*Task inputs*:
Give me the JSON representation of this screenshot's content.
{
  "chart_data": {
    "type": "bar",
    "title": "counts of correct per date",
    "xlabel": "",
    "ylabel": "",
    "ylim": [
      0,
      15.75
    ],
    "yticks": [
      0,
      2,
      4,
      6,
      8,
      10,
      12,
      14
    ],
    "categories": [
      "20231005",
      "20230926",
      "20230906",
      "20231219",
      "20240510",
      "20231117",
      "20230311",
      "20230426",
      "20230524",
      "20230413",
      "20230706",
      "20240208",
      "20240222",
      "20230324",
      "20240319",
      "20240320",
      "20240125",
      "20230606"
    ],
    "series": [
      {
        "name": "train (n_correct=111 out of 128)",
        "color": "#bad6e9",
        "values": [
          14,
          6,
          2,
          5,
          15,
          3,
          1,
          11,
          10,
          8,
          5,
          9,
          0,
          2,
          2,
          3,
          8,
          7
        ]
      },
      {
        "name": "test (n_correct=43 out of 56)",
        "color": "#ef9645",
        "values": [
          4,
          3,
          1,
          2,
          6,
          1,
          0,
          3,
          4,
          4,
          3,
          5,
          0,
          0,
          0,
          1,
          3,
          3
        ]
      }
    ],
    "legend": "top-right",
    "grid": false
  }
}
...
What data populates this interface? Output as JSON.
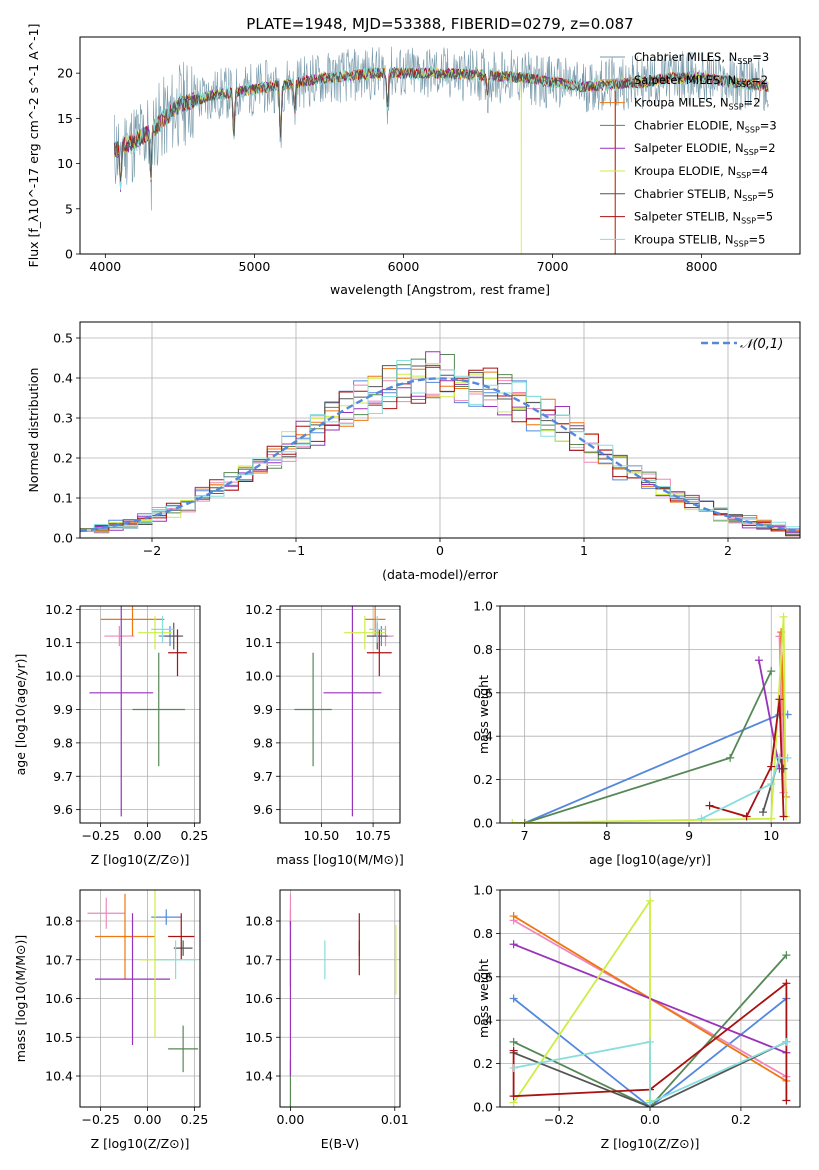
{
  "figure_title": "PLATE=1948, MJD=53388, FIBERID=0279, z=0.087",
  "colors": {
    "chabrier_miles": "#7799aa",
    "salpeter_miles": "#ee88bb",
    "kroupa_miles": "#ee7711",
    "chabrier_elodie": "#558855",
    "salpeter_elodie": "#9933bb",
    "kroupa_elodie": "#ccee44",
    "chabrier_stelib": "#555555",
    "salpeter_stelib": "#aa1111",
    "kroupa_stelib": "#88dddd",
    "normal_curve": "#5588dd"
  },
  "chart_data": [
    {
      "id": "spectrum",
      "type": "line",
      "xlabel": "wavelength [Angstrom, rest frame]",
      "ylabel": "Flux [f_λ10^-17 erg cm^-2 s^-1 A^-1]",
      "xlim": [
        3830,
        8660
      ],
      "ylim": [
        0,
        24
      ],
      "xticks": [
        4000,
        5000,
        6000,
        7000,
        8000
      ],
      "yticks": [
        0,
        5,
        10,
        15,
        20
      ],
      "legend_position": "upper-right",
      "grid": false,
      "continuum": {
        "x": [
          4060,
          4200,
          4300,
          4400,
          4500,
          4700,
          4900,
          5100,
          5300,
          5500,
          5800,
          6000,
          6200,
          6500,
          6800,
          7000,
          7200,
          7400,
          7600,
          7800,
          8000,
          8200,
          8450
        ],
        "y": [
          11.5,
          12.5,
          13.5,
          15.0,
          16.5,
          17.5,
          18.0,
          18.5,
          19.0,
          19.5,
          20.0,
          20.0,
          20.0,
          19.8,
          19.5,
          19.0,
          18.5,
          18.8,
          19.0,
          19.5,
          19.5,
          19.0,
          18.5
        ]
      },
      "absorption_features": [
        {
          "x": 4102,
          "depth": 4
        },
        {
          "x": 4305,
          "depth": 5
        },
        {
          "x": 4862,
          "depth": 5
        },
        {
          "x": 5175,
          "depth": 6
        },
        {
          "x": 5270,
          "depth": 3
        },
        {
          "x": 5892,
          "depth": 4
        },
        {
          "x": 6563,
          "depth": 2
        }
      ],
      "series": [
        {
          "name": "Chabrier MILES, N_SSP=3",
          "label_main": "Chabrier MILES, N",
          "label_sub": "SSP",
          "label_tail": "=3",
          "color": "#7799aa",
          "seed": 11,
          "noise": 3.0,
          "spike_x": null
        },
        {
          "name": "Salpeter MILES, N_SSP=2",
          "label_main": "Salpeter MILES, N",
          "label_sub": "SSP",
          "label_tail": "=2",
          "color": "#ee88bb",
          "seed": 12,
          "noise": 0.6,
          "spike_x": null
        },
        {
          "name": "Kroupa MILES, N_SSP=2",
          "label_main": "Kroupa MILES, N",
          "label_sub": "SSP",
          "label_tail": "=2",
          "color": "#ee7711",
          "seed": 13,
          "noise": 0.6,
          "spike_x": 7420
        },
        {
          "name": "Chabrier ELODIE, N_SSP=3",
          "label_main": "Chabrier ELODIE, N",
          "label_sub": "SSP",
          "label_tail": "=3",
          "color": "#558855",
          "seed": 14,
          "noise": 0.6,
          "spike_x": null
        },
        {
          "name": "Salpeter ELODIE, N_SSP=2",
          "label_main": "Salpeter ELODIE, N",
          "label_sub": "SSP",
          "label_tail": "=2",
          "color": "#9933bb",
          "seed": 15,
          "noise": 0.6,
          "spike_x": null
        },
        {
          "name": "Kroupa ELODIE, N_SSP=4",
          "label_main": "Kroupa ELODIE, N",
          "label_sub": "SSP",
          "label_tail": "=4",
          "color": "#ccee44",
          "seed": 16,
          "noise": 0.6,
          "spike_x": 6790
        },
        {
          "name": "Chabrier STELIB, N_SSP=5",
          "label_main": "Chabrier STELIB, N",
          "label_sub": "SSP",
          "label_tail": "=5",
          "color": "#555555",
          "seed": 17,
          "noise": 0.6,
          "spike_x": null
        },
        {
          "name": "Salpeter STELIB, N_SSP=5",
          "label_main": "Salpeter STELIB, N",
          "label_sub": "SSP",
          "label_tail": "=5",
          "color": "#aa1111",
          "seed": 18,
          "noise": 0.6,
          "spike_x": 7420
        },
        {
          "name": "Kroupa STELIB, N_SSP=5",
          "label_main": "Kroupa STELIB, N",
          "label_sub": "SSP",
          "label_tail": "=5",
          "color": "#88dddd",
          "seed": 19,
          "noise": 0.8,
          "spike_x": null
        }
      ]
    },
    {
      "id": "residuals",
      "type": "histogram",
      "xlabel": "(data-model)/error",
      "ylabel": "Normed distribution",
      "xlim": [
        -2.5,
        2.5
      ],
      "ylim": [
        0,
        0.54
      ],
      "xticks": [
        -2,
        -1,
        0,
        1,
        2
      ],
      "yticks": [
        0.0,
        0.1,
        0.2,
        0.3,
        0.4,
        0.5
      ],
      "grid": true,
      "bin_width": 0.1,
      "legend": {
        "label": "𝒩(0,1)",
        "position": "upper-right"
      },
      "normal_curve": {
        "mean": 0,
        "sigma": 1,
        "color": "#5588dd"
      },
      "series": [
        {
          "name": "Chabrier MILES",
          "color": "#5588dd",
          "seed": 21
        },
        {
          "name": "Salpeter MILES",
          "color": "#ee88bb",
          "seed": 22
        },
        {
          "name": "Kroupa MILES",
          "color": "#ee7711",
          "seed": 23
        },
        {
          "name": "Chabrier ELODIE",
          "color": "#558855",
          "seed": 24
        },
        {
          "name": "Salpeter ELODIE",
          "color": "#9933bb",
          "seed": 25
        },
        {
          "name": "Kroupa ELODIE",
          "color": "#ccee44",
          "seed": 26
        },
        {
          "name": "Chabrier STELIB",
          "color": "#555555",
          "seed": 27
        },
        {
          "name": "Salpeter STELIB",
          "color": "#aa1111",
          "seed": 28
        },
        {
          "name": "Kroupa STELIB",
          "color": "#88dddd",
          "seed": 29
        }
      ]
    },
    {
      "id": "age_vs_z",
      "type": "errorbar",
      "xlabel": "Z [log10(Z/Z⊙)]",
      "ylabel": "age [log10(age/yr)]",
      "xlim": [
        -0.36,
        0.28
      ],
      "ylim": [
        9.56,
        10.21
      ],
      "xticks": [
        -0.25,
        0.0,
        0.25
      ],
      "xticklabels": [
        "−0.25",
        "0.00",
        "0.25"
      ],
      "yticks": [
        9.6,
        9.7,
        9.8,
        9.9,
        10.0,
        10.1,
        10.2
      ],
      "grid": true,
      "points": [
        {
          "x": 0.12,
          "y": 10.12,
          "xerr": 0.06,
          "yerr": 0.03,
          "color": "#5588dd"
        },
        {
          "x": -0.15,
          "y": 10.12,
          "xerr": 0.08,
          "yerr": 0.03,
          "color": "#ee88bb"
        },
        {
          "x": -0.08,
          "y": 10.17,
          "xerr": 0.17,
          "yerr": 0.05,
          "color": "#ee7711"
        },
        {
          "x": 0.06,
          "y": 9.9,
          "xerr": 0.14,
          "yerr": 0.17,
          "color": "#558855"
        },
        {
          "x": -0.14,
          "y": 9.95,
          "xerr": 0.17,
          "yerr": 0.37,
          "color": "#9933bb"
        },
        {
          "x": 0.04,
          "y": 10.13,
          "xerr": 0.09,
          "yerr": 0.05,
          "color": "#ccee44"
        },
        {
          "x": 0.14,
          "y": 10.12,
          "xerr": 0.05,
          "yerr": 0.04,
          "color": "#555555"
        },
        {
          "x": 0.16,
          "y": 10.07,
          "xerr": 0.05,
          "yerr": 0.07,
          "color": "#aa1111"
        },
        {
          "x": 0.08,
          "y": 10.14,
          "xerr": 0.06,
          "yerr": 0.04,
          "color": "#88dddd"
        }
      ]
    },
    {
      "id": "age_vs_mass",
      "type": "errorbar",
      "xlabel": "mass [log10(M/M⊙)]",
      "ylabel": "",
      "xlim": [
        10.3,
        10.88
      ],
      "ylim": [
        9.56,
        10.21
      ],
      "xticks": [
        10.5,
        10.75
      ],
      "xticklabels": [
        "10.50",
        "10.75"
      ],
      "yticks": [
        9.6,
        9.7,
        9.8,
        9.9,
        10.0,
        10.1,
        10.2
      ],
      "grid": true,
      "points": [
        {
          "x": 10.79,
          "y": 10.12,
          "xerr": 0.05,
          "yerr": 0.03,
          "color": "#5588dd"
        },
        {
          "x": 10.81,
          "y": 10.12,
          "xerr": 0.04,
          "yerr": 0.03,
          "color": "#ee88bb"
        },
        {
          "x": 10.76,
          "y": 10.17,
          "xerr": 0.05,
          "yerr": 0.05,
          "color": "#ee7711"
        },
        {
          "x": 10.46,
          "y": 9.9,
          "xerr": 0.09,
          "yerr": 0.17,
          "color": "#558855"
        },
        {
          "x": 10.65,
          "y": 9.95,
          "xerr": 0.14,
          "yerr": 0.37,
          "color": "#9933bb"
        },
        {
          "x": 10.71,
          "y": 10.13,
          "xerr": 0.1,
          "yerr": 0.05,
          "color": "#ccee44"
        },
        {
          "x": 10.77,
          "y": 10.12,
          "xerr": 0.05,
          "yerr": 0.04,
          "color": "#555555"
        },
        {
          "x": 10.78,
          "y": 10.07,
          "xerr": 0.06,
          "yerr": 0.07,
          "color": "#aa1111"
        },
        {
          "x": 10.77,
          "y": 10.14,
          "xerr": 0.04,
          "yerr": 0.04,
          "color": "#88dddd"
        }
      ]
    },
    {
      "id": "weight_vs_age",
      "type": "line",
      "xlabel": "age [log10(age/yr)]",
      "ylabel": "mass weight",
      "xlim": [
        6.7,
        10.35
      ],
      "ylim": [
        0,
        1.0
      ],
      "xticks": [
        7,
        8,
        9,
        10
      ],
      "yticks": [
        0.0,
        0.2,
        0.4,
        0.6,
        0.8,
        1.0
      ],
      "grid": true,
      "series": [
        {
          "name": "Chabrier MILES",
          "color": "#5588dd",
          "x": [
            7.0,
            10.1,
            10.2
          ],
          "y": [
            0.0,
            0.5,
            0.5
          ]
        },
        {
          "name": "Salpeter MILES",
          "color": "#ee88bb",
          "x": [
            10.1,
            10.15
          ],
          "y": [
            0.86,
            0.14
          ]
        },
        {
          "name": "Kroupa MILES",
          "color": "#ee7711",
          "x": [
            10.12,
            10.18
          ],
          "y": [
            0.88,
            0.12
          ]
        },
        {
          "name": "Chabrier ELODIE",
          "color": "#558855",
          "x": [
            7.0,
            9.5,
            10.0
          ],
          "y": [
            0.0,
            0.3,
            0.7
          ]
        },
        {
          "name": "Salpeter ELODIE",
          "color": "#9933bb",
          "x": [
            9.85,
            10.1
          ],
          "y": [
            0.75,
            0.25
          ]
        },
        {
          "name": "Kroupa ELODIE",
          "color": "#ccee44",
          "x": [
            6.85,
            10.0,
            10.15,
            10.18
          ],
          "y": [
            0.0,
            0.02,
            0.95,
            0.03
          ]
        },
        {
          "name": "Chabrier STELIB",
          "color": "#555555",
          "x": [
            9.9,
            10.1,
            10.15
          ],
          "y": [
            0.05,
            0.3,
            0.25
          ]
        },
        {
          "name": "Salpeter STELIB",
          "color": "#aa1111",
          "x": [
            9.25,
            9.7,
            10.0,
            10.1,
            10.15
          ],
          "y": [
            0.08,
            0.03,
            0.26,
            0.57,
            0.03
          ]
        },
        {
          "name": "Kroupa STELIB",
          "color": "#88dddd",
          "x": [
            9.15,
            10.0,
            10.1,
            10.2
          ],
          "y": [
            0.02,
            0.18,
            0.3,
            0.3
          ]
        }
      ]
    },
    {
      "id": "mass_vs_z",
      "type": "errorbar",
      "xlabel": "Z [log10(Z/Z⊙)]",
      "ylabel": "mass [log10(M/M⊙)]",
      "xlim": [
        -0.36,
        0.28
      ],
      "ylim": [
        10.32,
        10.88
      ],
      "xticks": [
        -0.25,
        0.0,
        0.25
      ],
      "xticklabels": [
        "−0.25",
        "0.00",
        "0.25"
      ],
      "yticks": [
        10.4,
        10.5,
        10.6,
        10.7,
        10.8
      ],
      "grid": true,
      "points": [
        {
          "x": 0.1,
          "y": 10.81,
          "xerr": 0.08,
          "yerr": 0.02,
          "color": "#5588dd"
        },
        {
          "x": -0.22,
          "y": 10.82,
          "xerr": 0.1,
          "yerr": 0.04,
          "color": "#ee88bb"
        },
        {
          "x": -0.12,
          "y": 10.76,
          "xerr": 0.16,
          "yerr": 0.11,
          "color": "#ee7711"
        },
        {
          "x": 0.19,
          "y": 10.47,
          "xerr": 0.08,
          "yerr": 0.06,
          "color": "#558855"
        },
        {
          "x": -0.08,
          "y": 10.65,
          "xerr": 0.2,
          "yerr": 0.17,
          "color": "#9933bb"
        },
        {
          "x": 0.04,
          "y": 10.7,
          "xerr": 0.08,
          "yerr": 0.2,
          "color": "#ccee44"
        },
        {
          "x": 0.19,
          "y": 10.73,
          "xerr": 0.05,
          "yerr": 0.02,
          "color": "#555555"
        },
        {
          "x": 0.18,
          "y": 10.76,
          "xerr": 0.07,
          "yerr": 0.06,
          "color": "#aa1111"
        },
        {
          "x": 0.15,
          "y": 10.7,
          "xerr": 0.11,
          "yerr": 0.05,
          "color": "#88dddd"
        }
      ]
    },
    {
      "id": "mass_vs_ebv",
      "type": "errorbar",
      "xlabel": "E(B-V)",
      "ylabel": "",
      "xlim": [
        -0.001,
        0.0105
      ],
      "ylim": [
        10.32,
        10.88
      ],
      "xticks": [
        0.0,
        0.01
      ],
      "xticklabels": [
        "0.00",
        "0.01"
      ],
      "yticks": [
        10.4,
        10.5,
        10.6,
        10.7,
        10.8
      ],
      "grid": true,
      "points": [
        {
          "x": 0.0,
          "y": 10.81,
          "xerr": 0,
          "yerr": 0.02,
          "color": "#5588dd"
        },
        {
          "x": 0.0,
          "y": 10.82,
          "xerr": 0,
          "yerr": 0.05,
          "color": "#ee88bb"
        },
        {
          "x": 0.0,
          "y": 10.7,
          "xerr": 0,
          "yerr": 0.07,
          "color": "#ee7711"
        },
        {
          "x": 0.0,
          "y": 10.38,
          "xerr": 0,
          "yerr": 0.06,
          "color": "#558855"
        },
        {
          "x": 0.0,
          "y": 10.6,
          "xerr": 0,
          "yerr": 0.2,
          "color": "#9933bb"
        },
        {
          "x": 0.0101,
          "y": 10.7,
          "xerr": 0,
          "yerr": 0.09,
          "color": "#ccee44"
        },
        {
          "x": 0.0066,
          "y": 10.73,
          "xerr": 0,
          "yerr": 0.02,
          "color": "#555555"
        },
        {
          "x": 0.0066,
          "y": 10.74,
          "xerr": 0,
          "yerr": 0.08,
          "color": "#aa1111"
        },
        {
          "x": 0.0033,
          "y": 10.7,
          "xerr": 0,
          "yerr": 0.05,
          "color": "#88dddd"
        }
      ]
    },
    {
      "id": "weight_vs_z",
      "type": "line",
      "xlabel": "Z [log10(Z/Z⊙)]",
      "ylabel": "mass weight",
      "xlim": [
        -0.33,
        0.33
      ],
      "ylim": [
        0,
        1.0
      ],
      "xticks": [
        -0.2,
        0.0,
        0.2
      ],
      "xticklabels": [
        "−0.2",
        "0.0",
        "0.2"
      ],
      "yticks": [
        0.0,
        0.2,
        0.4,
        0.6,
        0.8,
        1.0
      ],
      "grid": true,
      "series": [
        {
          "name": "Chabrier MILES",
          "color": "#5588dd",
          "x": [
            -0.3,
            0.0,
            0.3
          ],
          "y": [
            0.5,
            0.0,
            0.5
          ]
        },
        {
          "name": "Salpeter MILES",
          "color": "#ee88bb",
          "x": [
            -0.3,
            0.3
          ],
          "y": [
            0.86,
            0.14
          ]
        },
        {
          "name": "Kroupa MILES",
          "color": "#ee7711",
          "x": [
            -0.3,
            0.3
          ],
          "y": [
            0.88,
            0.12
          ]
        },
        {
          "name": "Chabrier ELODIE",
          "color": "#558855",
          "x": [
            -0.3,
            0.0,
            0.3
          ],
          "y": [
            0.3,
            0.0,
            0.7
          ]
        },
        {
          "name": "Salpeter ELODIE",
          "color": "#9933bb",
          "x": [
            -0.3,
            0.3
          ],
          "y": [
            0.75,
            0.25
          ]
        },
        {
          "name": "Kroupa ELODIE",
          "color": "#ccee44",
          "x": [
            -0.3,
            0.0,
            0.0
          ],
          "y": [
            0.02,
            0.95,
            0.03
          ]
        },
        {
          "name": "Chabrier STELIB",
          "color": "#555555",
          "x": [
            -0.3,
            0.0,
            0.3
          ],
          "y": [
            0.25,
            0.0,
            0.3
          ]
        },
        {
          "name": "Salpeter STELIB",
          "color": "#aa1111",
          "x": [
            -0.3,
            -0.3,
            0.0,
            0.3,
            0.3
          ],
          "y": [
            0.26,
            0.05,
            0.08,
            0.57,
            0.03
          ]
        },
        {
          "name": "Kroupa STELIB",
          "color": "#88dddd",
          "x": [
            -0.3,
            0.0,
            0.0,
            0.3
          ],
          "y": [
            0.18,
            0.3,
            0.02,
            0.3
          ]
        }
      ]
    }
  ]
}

*Exercise brief*: Identify each line holding the string "depth", and copy it out.

*Correct result*:
          "depth": 4
          "depth": 5
          "depth": 5
          "depth": 6
          "depth": 3
          "depth": 4
          "depth": 2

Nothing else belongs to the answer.